> DIRECTIONS FOR THIS TASK
Reproduce the data below in full and exclude every picture.
Start of RECORDS PROVIDED
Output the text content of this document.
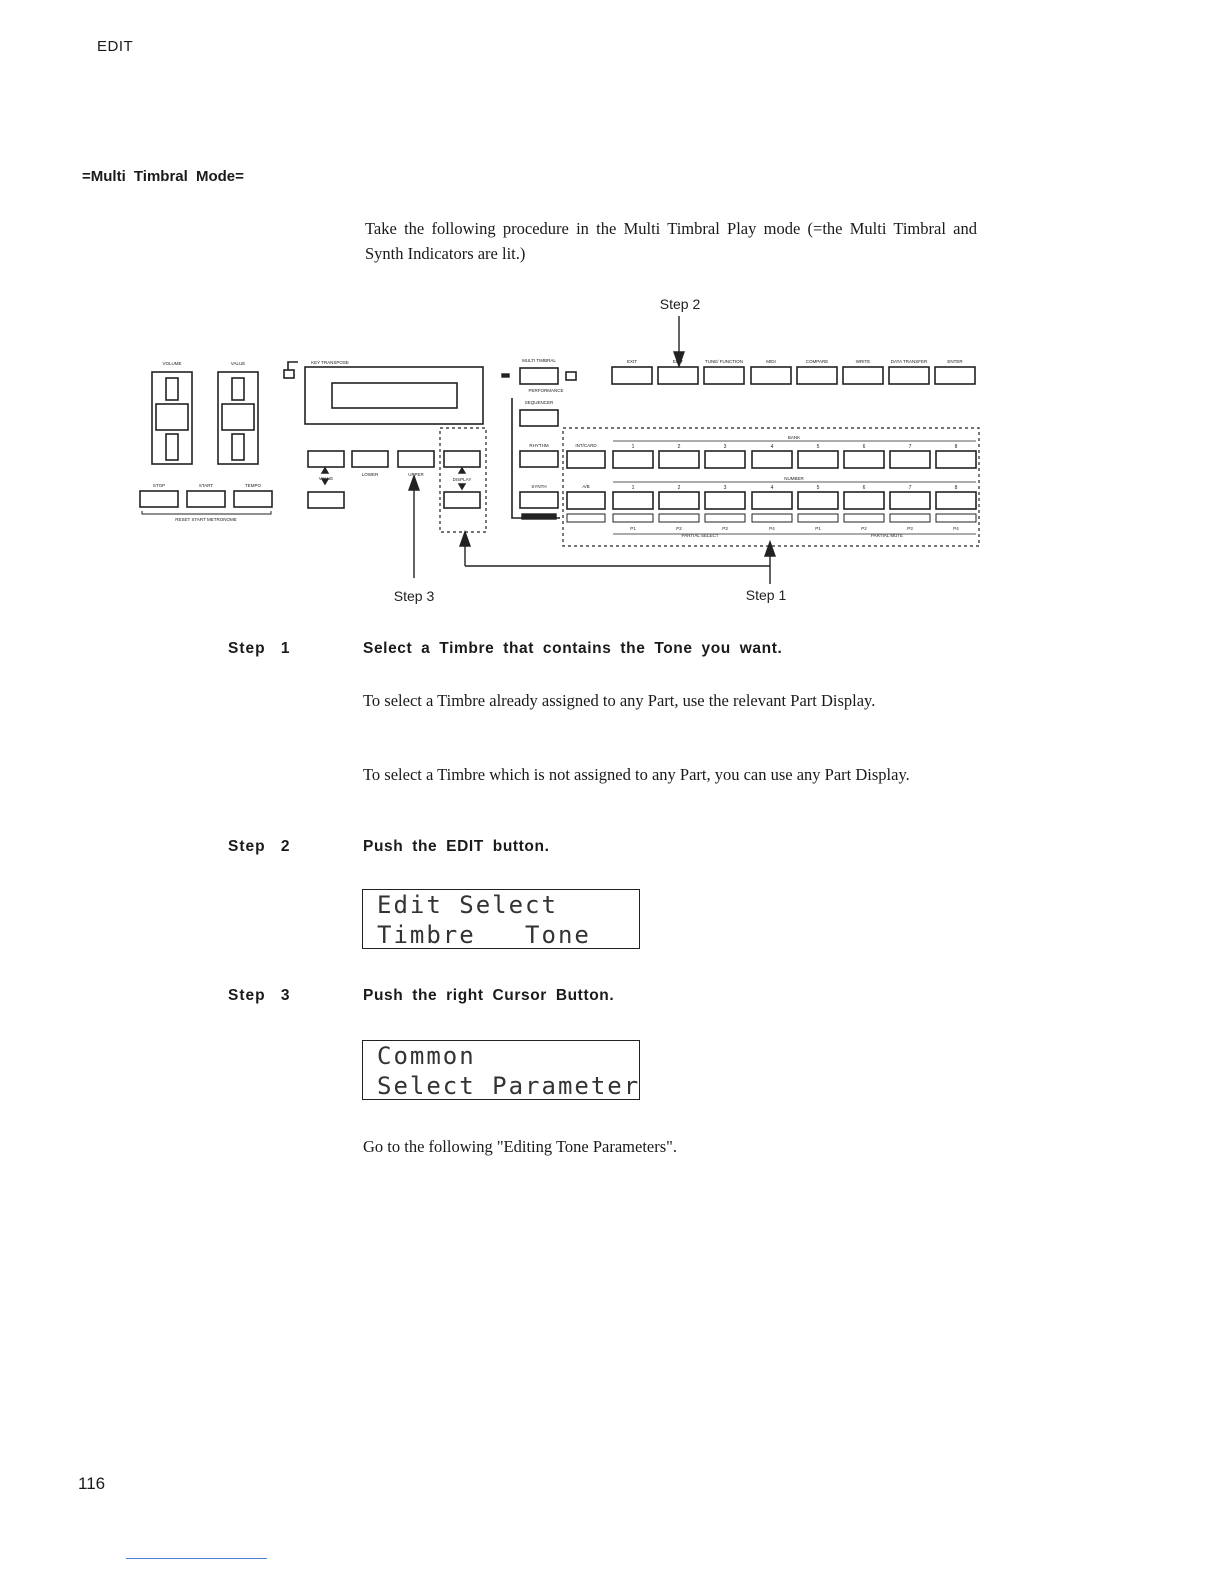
EDIT
=Multi Timbral Mode=
Take the following procedure in the Multi Timbral Play mode (=the Multi Timbral and Synth Indicators are lit.)
VOLUME	VALUE	KEY TRANSPOSE	MULTI TIMBRAL
PERFORMANCE
SEQUENCER
EXIT	EDIT	TUNE/ FUNCTION	MIDI	COMPARE	WRITE	DATA TRANSFER	ENTER
STOP	START	TEMPO
RESET START METRONOME
VALUE
LOWER	UPPER
DISPLAY
RHYTHM	INT/CARD
SYNTH	A/B
BANK
NUMBER
PARTIAL SELECT	PARTIAL MUTE
1
1
2
2
3
3
4
4
5
5
6
6
7
7
8
8
P1	P2	P3	P4	P1	P2	P3	P4
Step 2
Step 3	Step 1
Step 1	Select a Timbre that contains the Tone you want.
To select a Timbre already assigned to any Part, use the relevant Part Display.
To select a Timbre which is not assigned to any Part, you can use any Part Display.
Step 2	Push the EDIT button.
Edit Select
Timbre   Tone
Step 3	Push the right Cursor Button.
Common
Select Parameter
Go to the following "Editing Tone Parameters".
116
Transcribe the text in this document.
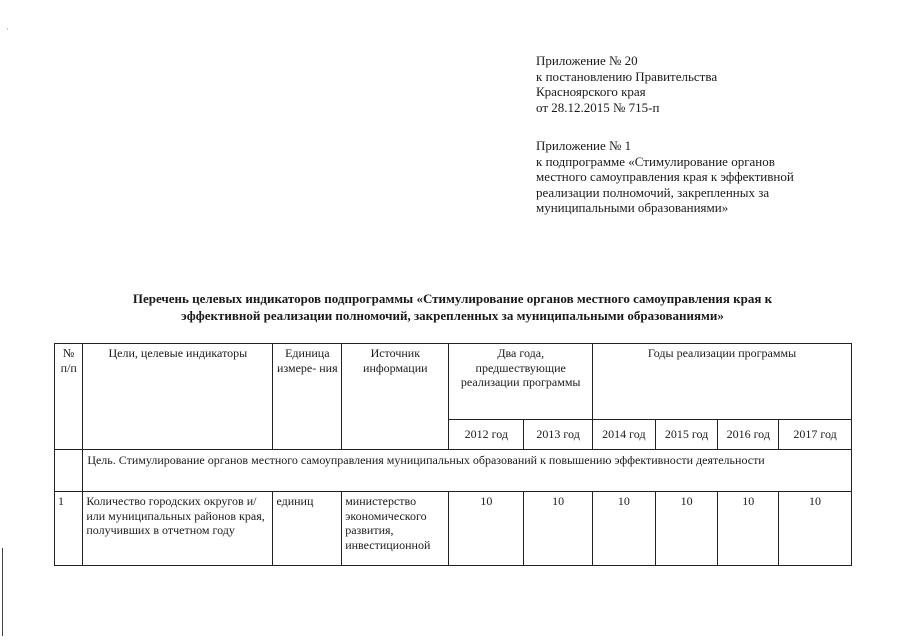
·
Приложение № 20
к постановлению Правительства
Красноярского края
от 28.12.2015 № 715-п
Приложение № 1
к подпрограмме «Стимулирование органов
местного самоуправления края к эффективной
реализации полномочий, закрепленных за
муниципальными образованиями»
Перечень целевых индикаторов подпрограммы «Стимулирование органов местного самоуправления края к
эффективной реализации полномочий, закрепленных за муниципальными образованиями»
№ п/п	Цели, целевые индикаторы	Единица измере- ния	Источник информации	Два года, предшествующие реализации программы		Годы реализации программы			
				2012 год	2013 год	2014 год	2015 год	2016 год	2017 год
	Цель. Стимулирование органов местного самоуправления муниципальных образований к повышению эффективности деятельности								
1	Количество городских округов и/или муниципальных районов края, получивших в отчетном году	единиц	министерство экономического развития, инвестиционной	10	10	10	10	10	10
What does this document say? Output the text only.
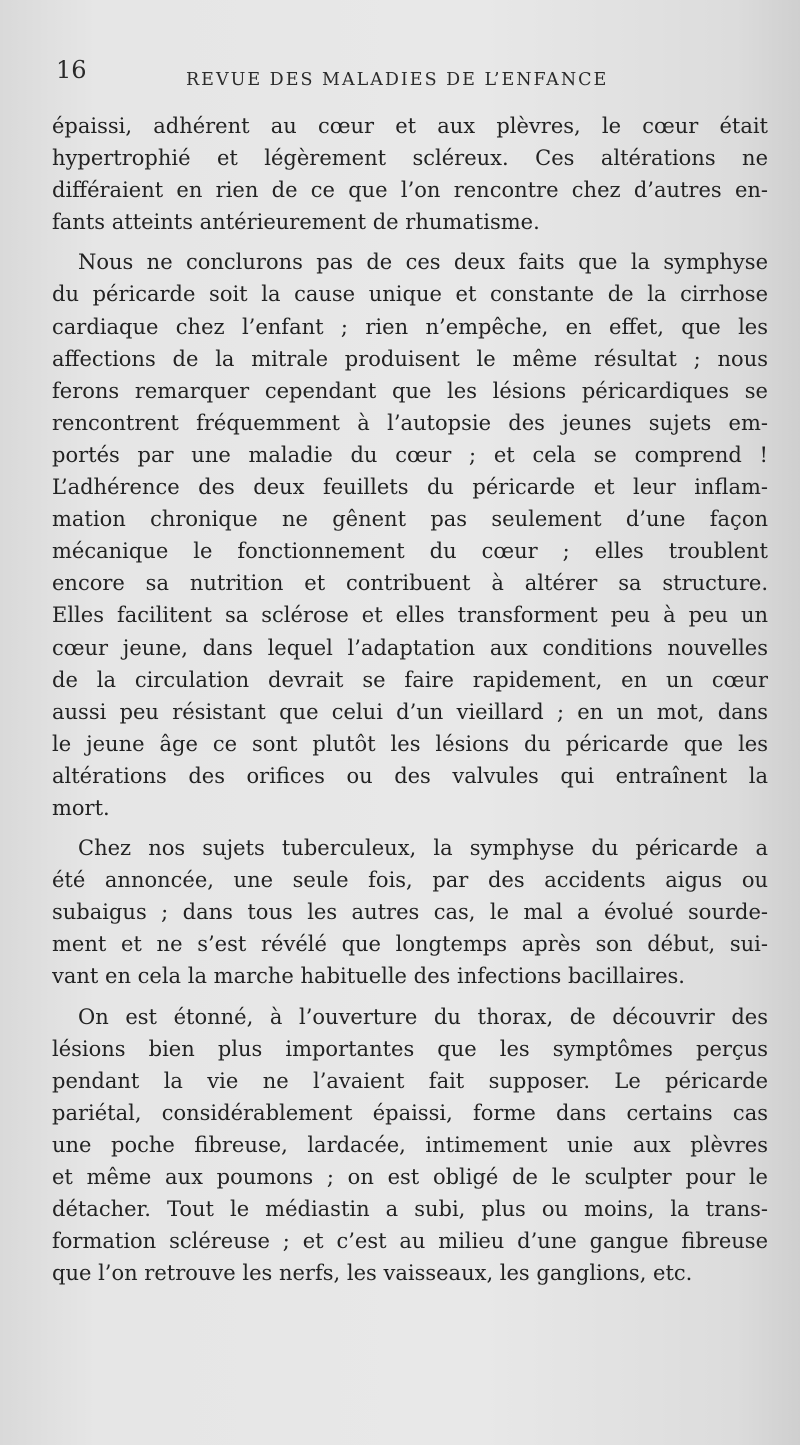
16	REVUE DES MALADIES DE L’ENFANCE
épaissi, adhérent au cœur et aux plèvres, le cœur était
hypertrophié et légèrement scléreux. Ces altérations ne
différaient en rien de ce que l’on rencontre chez d’autres en-
fants atteints antérieurement de rhumatisme.
Nous ne conclurons pas de ces deux faits que la symphyse
du péricarde soit la cause unique et constante de la cirrhose
cardiaque chez l’enfant ; rien n’empêche, en effet, que les
affections de la mitrale produisent le même résultat ; nous
ferons remarquer cependant que les lésions péricardiques se
rencontrent fréquemment à l’autopsie des jeunes sujets em-
portés par une maladie du cœur ; et cela se comprend !
L’adhérence des deux feuillets du péricarde et leur inflam-
mation chronique ne gênent pas seulement d’une façon
mécanique le fonctionnement du cœur ; elles troublent
encore sa nutrition et contribuent à altérer sa structure.
Elles facilitent sa sclérose et elles transforment peu à peu un
cœur jeune, dans lequel l’adaptation aux conditions nouvelles
de la circulation devrait se faire rapidement, en un cœur
aussi peu résistant que celui d’un vieillard ; en un mot, dans
le jeune âge ce sont plutôt les lésions du péricarde que les
altérations des orifices ou des valvules qui entraînent la
mort.
Chez nos sujets tuberculeux, la symphyse du péricarde a
été annoncée, une seule fois, par des accidents aigus ou
subaigus ; dans tous les autres cas, le mal a évolué sourde-
ment et ne s’est révélé que longtemps après son début, sui-
vant en cela la marche habituelle des infections bacillaires.
On est étonné, à l’ouverture du thorax, de découvrir des
lésions bien plus importantes que les symptômes perçus
pendant la vie ne l’avaient fait supposer. Le péricarde
pariétal, considérablement épaissi, forme dans certains cas
une poche fibreuse, lardacée, intimement unie aux plèvres
et même aux poumons ; on est obligé de le sculpter pour le
détacher. Tout le médiastin a subi, plus ou moins, la trans-
formation scléreuse ; et c’est au milieu d’une gangue fibreuse
que l’on retrouve les nerfs, les vaisseaux, les ganglions, etc.
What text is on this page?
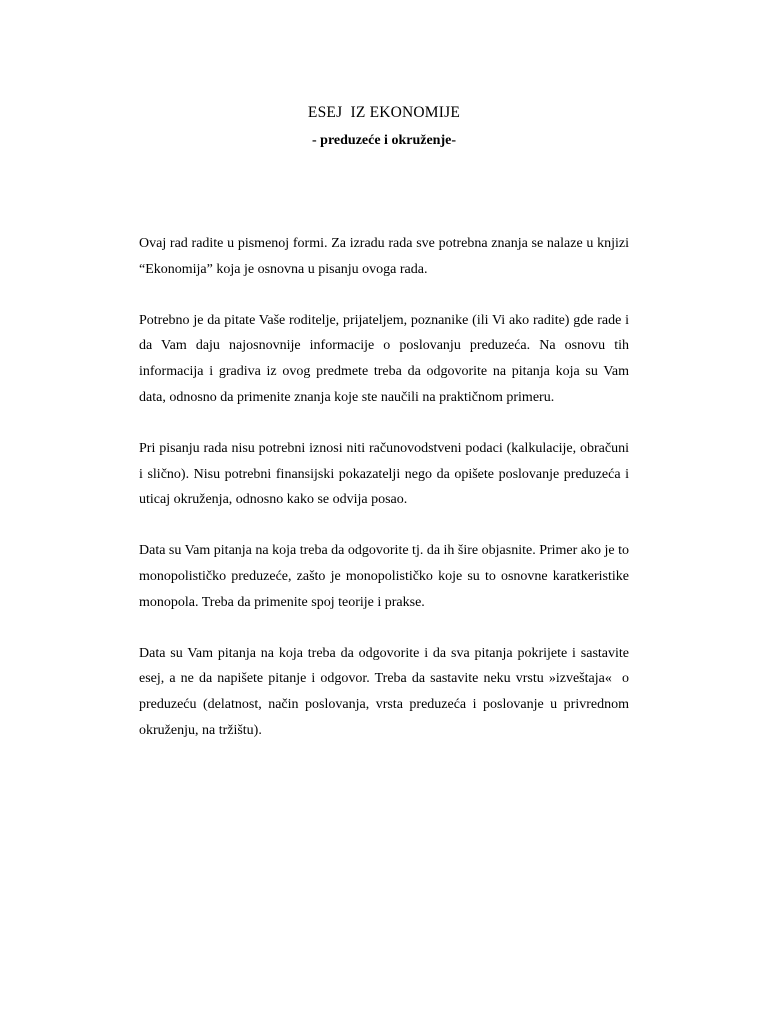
ESEJ  IZ EKONOMIJE
- preduzeće i okruženje-

Ovaj rad radite u pismenoj formi. Za izradu rada sve potrebna znanja se nalaze u knjizi “Ekonomija” koja je osnovna u pisanju ovoga rada.

Potrebno je da pitate Vaše roditelje, prijateljem, poznanike (ili Vi ako radite) gde rade i da Vam daju najosnovnije informacije o poslovanju preduzeća. Na osnovu tih informacija i gradiva iz ovog predmete treba da odgovorite na pitanja koja su Vam data, odnosno da primenite znanja koje ste naučili na praktičnom primeru.

Pri pisanju rada nisu potrebni iznosi niti računovodstveni podaci (kalkulacije, obračuni i slično). Nisu potrebni finansijski pokazatelji nego da opišete poslovanje preduzeća i uticaj okruženja, odnosno kako se odvija posao.

Data su Vam pitanja na koja treba da odgovorite tj. da ih šire objasnite. Primer ako je to monopolističko preduzeće, zašto je monopolističko koje su to osnovne karatkeristike monopola. Treba da primenite spoj teorije i prakse.

Data su Vam pitanja na koja treba da odgovorite i da sva pitanja pokrijete i sastavite esej, a ne da napišete pitanje i odgovor. Treba da sastavite neku vrstu »izveštaja«  o preduzeću (delatnost, način poslovanja, vrsta preduzeća i poslovanje u privrednom okruženju, na tržištu).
End of RECORDS PROVIDED
> TASK RESULT
Output the text content of this document.
EDIT
=Multi Timbral Mode=
Take the following procedure in the Multi Timbral Play mode (=the Multi Timbral and Synth Indicators are lit.)
VOLUME	VALUE	KEY TRANSPOSE	MULTI TIMBRAL
PERFORMANCE
SEQUENCER
EXIT	EDIT	TUNE/ FUNCTION	MIDI	COMPARE	WRITE	DATA TRANSFER	ENTER
STOP	START	TEMPO
RESET START METRONOME
VALUE
LOWER	UPPER
DISPLAY
RHYTHM	INT/CARD
SYNTH	A/B
BANK
NUMBER
PARTIAL SELECT	PARTIAL MUTE
1
1
2
2
3
3
4
4
5
5
6
6
7
7
8
8
P1	P2	P3	P4	P1	P2	P3	P4
Step 2
Step 3	Step 1
Step 1	Select a Timbre that contains the Tone you want.
To select a Timbre already assigned to any Part, use the relevant Part Display.
To select a Timbre which is not assigned to any Part, you can use any Part Display.
Step 2	Push the EDIT button.
Edit Select
Timbre   Tone
Step 3	Push the right Cursor Button.
Common
Select Parameter
Go to the following "Editing Tone Parameters".
116
Transcribe the text in this document.
·
Приложение № 20
к постановлению Правительства
Красноярского края
от 28.12.2015 № 715-п
Приложение № 1
к подпрограмме «Стимулирование органов
местного самоуправления края к эффективной
реализации полномочий, закрепленных за
муниципальными образованиями»
Перечень целевых индикаторов подпрограммы «Стимулирование органов местного самоуправления края к
эффективной реализации полномочий, закрепленных за муниципальными образованиями»
№ п/п	Цели, целевые индикаторы	Единица измере- ния	Источник информации	Два года, предшествующие реализации программы		Годы реализации программы			
				2012 год	2013 год	2014 год	2015 год	2016 год	2017 год
	Цель. Стимулирование органов местного самоуправления муниципальных образований к повышению эффективности деятельности								
1	Количество городских округов и/или муниципальных районов края, получивших в отчетном году	единиц	министерство экономического развития, инвестиционной	10	10	10	10	10	10
What does this document say? Output the text only.
16	REVUE DES MALADIES DE L’ENFANCE
épaissi, adhérent au cœur et aux plèvres, le cœur était
hypertrophié et légèrement scléreux. Ces altérations ne
différaient en rien de ce que l’on rencontre chez d’autres en-
fants atteints antérieurement de rhumatisme.
Nous ne conclurons pas de ces deux faits que la symphyse
du péricarde soit la cause unique et constante de la cirrhose
cardiaque chez l’enfant ; rien n’empêche, en effet, que les
affections de la mitrale produisent le même résultat ; nous
ferons remarquer cependant que les lésions péricardiques se
rencontrent fréquemment à l’autopsie des jeunes sujets em-
portés par une maladie du cœur ; et cela se comprend !
L’adhérence des deux feuillets du péricarde et leur inflam-
mation chronique ne gênent pas seulement d’une façon
mécanique le fonctionnement du cœur ; elles troublent
encore sa nutrition et contribuent à altérer sa structure.
Elles facilitent sa sclérose et elles transforment peu à peu un
cœur jeune, dans lequel l’adaptation aux conditions nouvelles
de la circulation devrait se faire rapidement, en un cœur
aussi peu résistant que celui d’un vieillard ; en un mot, dans
le jeune âge ce sont plutôt les lésions du péricarde que les
altérations des orifices ou des valvules qui entraînent la
mort.
Chez nos sujets tuberculeux, la symphyse du péricarde a
été annoncée, une seule fois, par des accidents aigus ou
subaigus ; dans tous les autres cas, le mal a évolué sourde-
ment et ne s’est révélé que longtemps après son début, sui-
vant en cela la marche habituelle des infections bacillaires.
On est étonné, à l’ouverture du thorax, de découvrir des
lésions bien plus importantes que les symptômes perçus
pendant la vie ne l’avaient fait supposer. Le péricarde
pariétal, considérablement épaissi, forme dans certains cas
une poche fibreuse, lardacée, intimement unie aux plèvres
et même aux poumons ; on est obligé de le sculpter pour le
détacher. Tout le médiastin a subi, plus ou moins, la trans-
formation scléreuse ; et c’est au milieu d’une gangue fibreuse
que l’on retrouve les nerfs, les vaisseaux, les ganglions, etc.
What text is on this page?
ESEJ  IZ EKONOMIJE
- preduzeće i okruženje-

Ovaj rad radite u pismenoj formi. Za izradu rada sve potrebna znanja se nalaze u knjizi “Ekonomija” koja je osnovna u pisanju ovoga rada.

Potrebno je da pitate Vaše roditelje, prijateljem, poznanike (ili Vi ako radite) gde rade i da Vam daju najosnovnije informacije o poslovanju preduzeća. Na osnovu tih informacija i gradiva iz ovog predmete treba da odgovorite na pitanja koja su Vam data, odnosno da primenite znanja koje ste naučili na praktičnom primeru.

Pri pisanju rada nisu potrebni iznosi niti računovodstveni podaci (kalkulacije, obračuni i slično). Nisu potrebni finansijski pokazatelji nego da opišete poslovanje preduzeća i uticaj okruženja, odnosno kako se odvija posao.

Data su Vam pitanja na koja treba da odgovorite tj. da ih šire objasnite. Primer ako je to monopolističko preduzeće, zašto je monopolističko koje su to osnovne karatkeristike monopola. Treba da primenite spoj teorije i prakse.

Data su Vam pitanja na koja treba da odgovorite i da sva pitanja pokrijete i sastavite esej, a ne da napišete pitanje i odgovor. Treba da sastavite neku vrstu »izveštaja«  o preduzeću (delatnost, način poslovanja, vrsta preduzeća i poslovanje u privrednom okruženju, na tržištu).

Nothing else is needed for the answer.